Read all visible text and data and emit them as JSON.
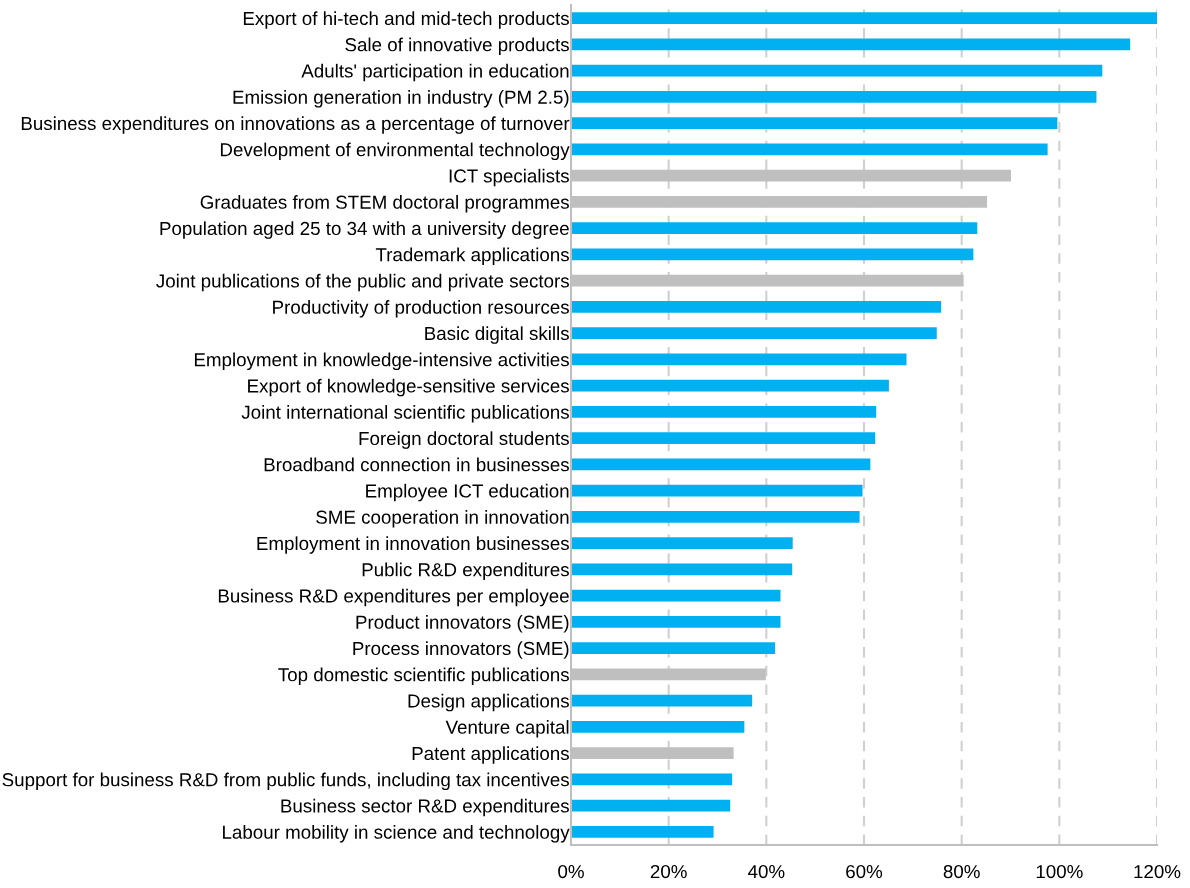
{
  "chart_data": {
    "type": "bar",
    "orientation": "horizontal",
    "categories": [
      "Export of hi-tech and mid-tech products",
      "Sale of innovative products",
      "Adults' participation in education",
      "Emission generation in industry (PM 2.5)",
      "Business expenditures on innovations as a percentage of turnover",
      "Development of environmental technology",
      "ICT specialists",
      "Graduates from STEM doctoral programmes",
      "Population aged 25 to 34 with a university degree",
      "Trademark applications",
      "Joint publications of the public and private sectors",
      "Productivity of production resources",
      "Basic digital skills",
      "Employment in knowledge-intensive activities",
      "Export of knowledge-sensitive services",
      "Joint international scientific publications",
      "Foreign doctoral students",
      "Broadband connection in businesses",
      "Employee ICT education",
      "SME cooperation in innovation",
      "Employment in innovation businesses",
      "Public R&D expenditures",
      "Business R&D expenditures per employee",
      "Product innovators (SME)",
      "Process innovators (SME)",
      "Top domestic scientific publications",
      "Design applications",
      "Venture capital",
      "Patent applications",
      "Support for business R&D from public funds, including tax incentives",
      "Business sector R&D expenditures",
      "Labour mobility in science and technology"
    ],
    "values": [
      120,
      114.5,
      108.8,
      107.6,
      99.6,
      97.6,
      90.1,
      85.2,
      83.2,
      82.4,
      80.4,
      75.8,
      74.9,
      68.7,
      65.1,
      62.5,
      62.3,
      61.3,
      59.7,
      59.1,
      45.4,
      45.3,
      42.9,
      42.9,
      41.8,
      39.9,
      37.1,
      35.5,
      33.3,
      33.0,
      32.6,
      29.2
    ],
    "colors": [
      "#00b0f0",
      "#00b0f0",
      "#00b0f0",
      "#00b0f0",
      "#00b0f0",
      "#00b0f0",
      "#bfbfbf",
      "#bfbfbf",
      "#00b0f0",
      "#00b0f0",
      "#bfbfbf",
      "#00b0f0",
      "#00b0f0",
      "#00b0f0",
      "#00b0f0",
      "#00b0f0",
      "#00b0f0",
      "#00b0f0",
      "#00b0f0",
      "#00b0f0",
      "#00b0f0",
      "#00b0f0",
      "#00b0f0",
      "#00b0f0",
      "#00b0f0",
      "#bfbfbf",
      "#00b0f0",
      "#00b0f0",
      "#bfbfbf",
      "#00b0f0",
      "#00b0f0",
      "#00b0f0"
    ],
    "xlim": [
      0,
      120
    ],
    "xticks": [
      {
        "value": 0,
        "label": "0%"
      },
      {
        "value": 20,
        "label": "20%"
      },
      {
        "value": 40,
        "label": "40%"
      },
      {
        "value": 60,
        "label": "60%"
      },
      {
        "value": 80,
        "label": "80%"
      },
      {
        "value": 100,
        "label": "100%"
      },
      {
        "value": 120,
        "label": "120%"
      }
    ],
    "grid": "x"
  }
}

···

- _GOAL OF THE EXERCISE_: Of the lines in the material, how many include "from"? Respond with the number alone.

- _RESPONSE TO THIS EXERCISE_: 2